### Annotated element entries
____________

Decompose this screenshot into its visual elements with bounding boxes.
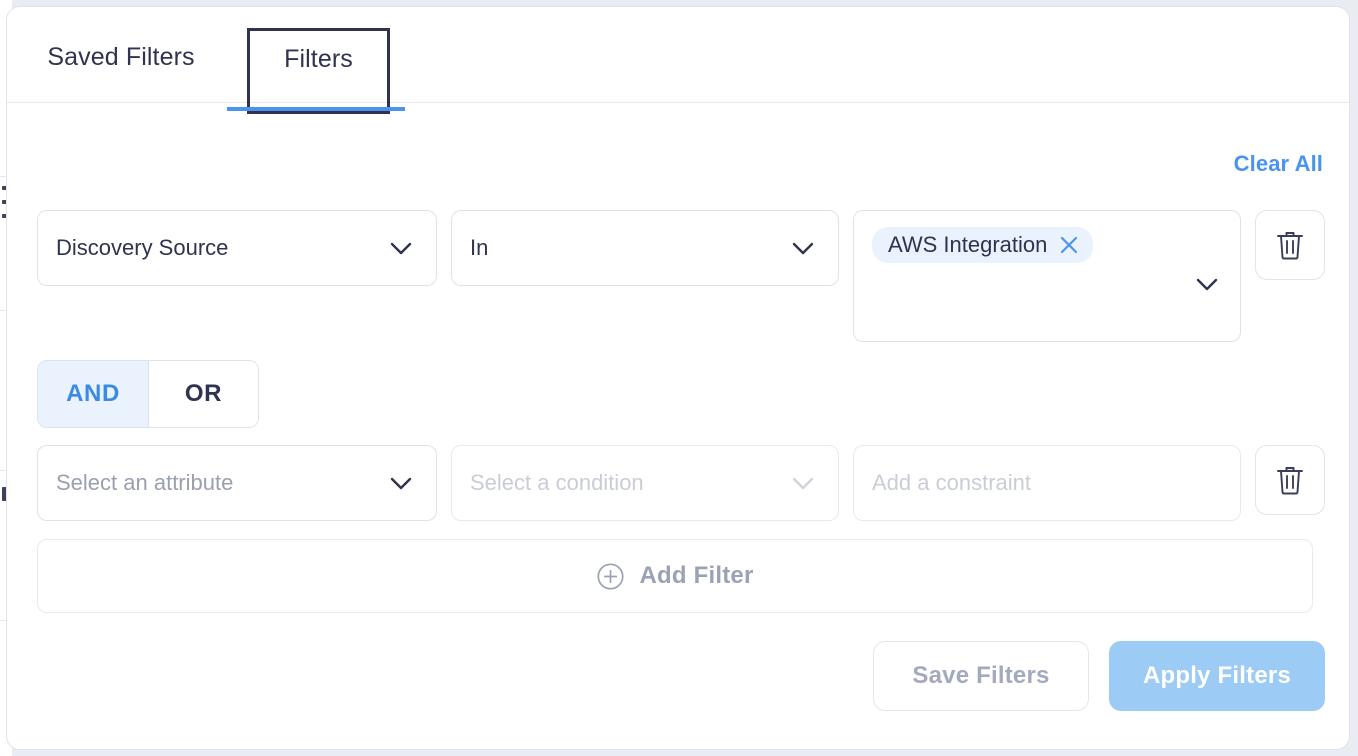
tab-strip: Saved Filters Filters (7, 7, 1349, 114)
chevron-down-icon (390, 477, 412, 490)
tab-filters[interactable]: Filters (247, 28, 390, 114)
filters-panel: Saved Filters Filters Clear All Discover… (6, 6, 1350, 750)
attribute-select-value: Discovery Source (56, 235, 229, 260)
chevron-down-icon[interactable] (1190, 267, 1224, 301)
filter-row: Select an attribute Select a condition A… (37, 445, 1325, 521)
constraint-chip[interactable]: AWS Integration (872, 227, 1094, 263)
constraint-chip-label: AWS Integration (888, 232, 1048, 257)
trash-icon (1277, 232, 1303, 260)
add-filter-label: Add Filter (639, 562, 754, 589)
delete-filter-button[interactable] (1255, 210, 1325, 280)
condition-select-placeholder: Select a condition (470, 470, 644, 495)
logic-option-and[interactable]: AND (38, 361, 148, 427)
save-filters-button[interactable]: Save Filters (873, 641, 1089, 711)
chevron-down-icon (792, 242, 814, 255)
attribute-select[interactable]: Discovery Source (37, 210, 437, 286)
trash-icon (1277, 467, 1303, 495)
attribute-select-placeholder: Select an attribute (56, 470, 234, 495)
chevron-down-icon (390, 242, 412, 255)
close-icon[interactable] (1057, 233, 1081, 257)
panel-footer: Save Filters Apply Filters (873, 641, 1325, 711)
plus-circle-icon (596, 562, 624, 590)
constraint-multiselect[interactable]: AWS Integration (853, 210, 1241, 342)
filter-row: Discovery Source In AWS Integration (37, 210, 1325, 342)
condition-select[interactable]: Select a condition (451, 445, 839, 521)
apply-filters-button[interactable]: Apply Filters (1109, 641, 1325, 711)
logic-operator-toggle: AND OR (37, 360, 259, 428)
condition-select[interactable]: In (451, 210, 839, 286)
constraint-input-placeholder: Add a constraint (872, 470, 1031, 495)
tab-active-underline (227, 107, 405, 111)
logic-option-or[interactable]: OR (148, 361, 258, 427)
delete-filter-button[interactable] (1255, 445, 1325, 515)
attribute-select[interactable]: Select an attribute (37, 445, 437, 521)
clear-all-button[interactable]: Clear All (1228, 147, 1329, 181)
chevron-down-icon (792, 477, 814, 490)
condition-select-value: In (470, 235, 489, 260)
add-filter-button[interactable]: Add Filter (37, 539, 1313, 613)
tab-saved-filters[interactable]: Saved Filters (25, 28, 217, 86)
constraint-input[interactable]: Add a constraint (853, 445, 1241, 521)
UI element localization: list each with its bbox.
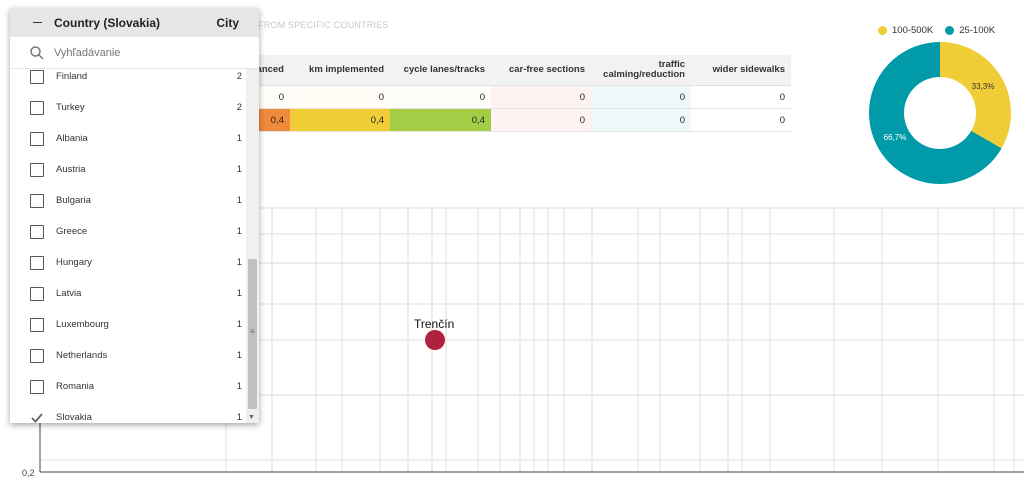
table-row: 0,4 0,4 0,4 0 0 0 xyxy=(226,109,791,132)
checkbox[interactable] xyxy=(30,286,44,301)
country-filter-dropdown: Country (Slovakia) City Finland 2 Turkey 2 A… xyxy=(10,8,259,423)
checkbox[interactable] xyxy=(30,193,44,208)
city-count: 1 xyxy=(236,288,242,299)
country-label: Netherlands xyxy=(56,350,108,361)
country-option[interactable]: Luxembourg 1 xyxy=(10,309,246,340)
country-label: Austria xyxy=(56,164,86,175)
country-label: Greece xyxy=(56,226,88,237)
scrollbar[interactable]: ≡ ▼ xyxy=(246,69,259,423)
chart-subtitle: FROM SPECIFIC COUNTRIES xyxy=(258,20,389,30)
collapse-icon[interactable] xyxy=(30,16,44,30)
scrollbar-thumb[interactable]: ≡ xyxy=(248,259,257,409)
search-icon xyxy=(30,45,44,60)
header-car-free[interactable]: car-free sections xyxy=(491,55,591,85)
table-cell: 0 xyxy=(290,86,390,108)
point-label: Trenčín xyxy=(414,317,454,331)
city-count: 1 xyxy=(236,319,242,330)
country-list: Finland 2 Turkey 2 Albania 1 Austria 1 Bulgaria 1… xyxy=(10,69,246,423)
country-option[interactable]: Bulgaria 1 xyxy=(10,185,246,216)
header-wider-sidewalks[interactable]: wider sidewalks xyxy=(691,55,791,85)
donut-legend: 100-500K 25-100K xyxy=(878,25,995,36)
country-label: Luxembourg xyxy=(56,319,109,330)
city-count: 1 xyxy=(236,164,242,175)
table-row: 0 0 0 0 0 0 xyxy=(226,86,791,109)
table-cell: 0,4 xyxy=(390,109,491,131)
metrics-table: anced km implemented cycle lanes/tracks … xyxy=(226,55,791,132)
country-option[interactable]: Turkey 2 xyxy=(10,92,246,123)
header-km-implemented[interactable]: km implemented xyxy=(290,55,390,85)
checkbox[interactable] xyxy=(30,131,44,146)
city-count: 1 xyxy=(236,257,242,268)
city-count: 1 xyxy=(236,381,242,392)
table-cell: 0 xyxy=(691,86,791,108)
legend-label: 25-100K xyxy=(959,25,996,36)
checkbox[interactable] xyxy=(30,348,44,363)
table-cell: 0 xyxy=(390,86,491,108)
country-option[interactable]: Greece 1 xyxy=(10,216,246,247)
table-cell: 0 xyxy=(491,86,591,108)
checkbox-checked[interactable] xyxy=(30,410,44,423)
dropdown-header[interactable]: Country (Slovakia) City xyxy=(10,8,259,37)
checkbox[interactable] xyxy=(30,379,44,394)
city-count: 2 xyxy=(236,71,242,82)
grip-icon: ≡ xyxy=(250,327,255,336)
country-option[interactable]: Romania 1 xyxy=(10,371,246,402)
country-label: Bulgaria xyxy=(56,195,91,206)
checkbox[interactable] xyxy=(30,224,44,239)
country-label: Hungary xyxy=(56,257,92,268)
legend-dot xyxy=(945,26,955,35)
country-label: Latvia xyxy=(56,288,82,299)
country-option[interactable]: Albania 1 xyxy=(10,123,246,154)
checkbox[interactable] xyxy=(30,317,44,332)
table-cell: 0 xyxy=(491,109,591,131)
country-label: Slovakia xyxy=(56,412,92,423)
legend-dot xyxy=(878,26,887,35)
dropdown-title: Country (Slovakia) xyxy=(54,15,161,30)
country-option[interactable]: Finland 2 xyxy=(10,69,246,92)
country-option[interactable]: Hungary 1 xyxy=(10,247,246,278)
checkbox[interactable] xyxy=(30,69,44,84)
header-traffic-calming[interactable]: traffic calming/reduction xyxy=(591,55,691,85)
check-icon xyxy=(31,412,43,423)
city-count: 1 xyxy=(236,412,242,423)
table-cell: 0 xyxy=(591,86,691,108)
data-point-trencin[interactable] xyxy=(425,330,445,350)
checkbox[interactable] xyxy=(30,255,44,270)
header-cycle-lanes[interactable]: cycle lanes/tracks xyxy=(390,55,491,85)
slice-label: 66,7% xyxy=(884,133,907,142)
search-bar xyxy=(10,37,259,69)
country-label: Albania xyxy=(56,133,88,144)
legend-label: 100-500K xyxy=(892,25,934,36)
donut-chart: 33,3% 66,7% xyxy=(869,41,1011,184)
donut-slice-0[interactable] xyxy=(940,42,1011,149)
country-option[interactable]: Latvia 1 xyxy=(10,278,246,309)
country-option[interactable]: Netherlands 1 xyxy=(10,340,246,371)
city-count: 1 xyxy=(236,350,242,361)
search-input[interactable] xyxy=(54,46,234,59)
country-option[interactable]: Slovakia 1 xyxy=(10,402,246,423)
legend-item[interactable]: 25-100K xyxy=(945,25,995,36)
table-cell: 0 xyxy=(691,109,791,131)
legend-item[interactable]: 100-500K xyxy=(878,25,933,36)
country-label: Finland xyxy=(56,71,88,82)
country-option[interactable]: Austria 1 xyxy=(10,154,246,185)
city-count: 2 xyxy=(236,102,242,113)
slice-label: 33,3% xyxy=(972,82,995,91)
y-tick-label: 0,2 xyxy=(22,468,35,478)
country-label: Romania xyxy=(56,381,95,392)
city-count: 1 xyxy=(236,226,242,237)
city-column-header: City xyxy=(216,15,239,30)
scroll-down-icon[interactable]: ▼ xyxy=(248,414,255,421)
country-label: Turkey xyxy=(56,102,85,113)
checkbox[interactable] xyxy=(30,162,44,177)
table-cell: 0 xyxy=(591,109,691,131)
city-count: 1 xyxy=(236,133,242,144)
checkbox[interactable] xyxy=(30,100,44,115)
city-count: 1 xyxy=(236,195,242,206)
table-cell: 0,4 xyxy=(290,109,390,131)
table-header: anced km implemented cycle lanes/tracks … xyxy=(226,55,791,86)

____________

### What is being asked
Repeat the lines from the one containing "tab-strip: Saved Filters" up to and including the one containing "attribute-select[interactable]: Discovery Source", with no changes.

### Result for this task
tab-strip: Saved Filters Filters (7, 7, 1349, 114)
chevron-down-icon (390, 477, 412, 490)
tab-filters[interactable]: Filters (247, 28, 390, 114)
filters-panel: Saved Filters Filters Clear All Discover… (6, 6, 1350, 750)
attribute-select-value: Discovery Source (56, 235, 229, 260)
chevron-down-icon[interactable] (1190, 267, 1224, 301)
filter-row: Select an attribute Select a condition A… (37, 445, 1325, 521)
constraint-chip[interactable]: AWS Integration (872, 227, 1094, 263)
constraint-chip-label: AWS Integration (888, 232, 1048, 257)
trash-icon (1277, 232, 1303, 260)
add-filter-label: Add Filter (639, 562, 754, 589)
delete-filter-button[interactable] (1255, 210, 1325, 280)
condition-select-placeholder: Select a condition (470, 470, 644, 495)
logic-option-and[interactable]: AND (38, 361, 148, 427)
save-filters-button[interactable]: Save Filters (873, 641, 1089, 711)
chevron-down-icon (792, 242, 814, 255)
attribute-select[interactable]: Discovery Source (37, 210, 437, 286)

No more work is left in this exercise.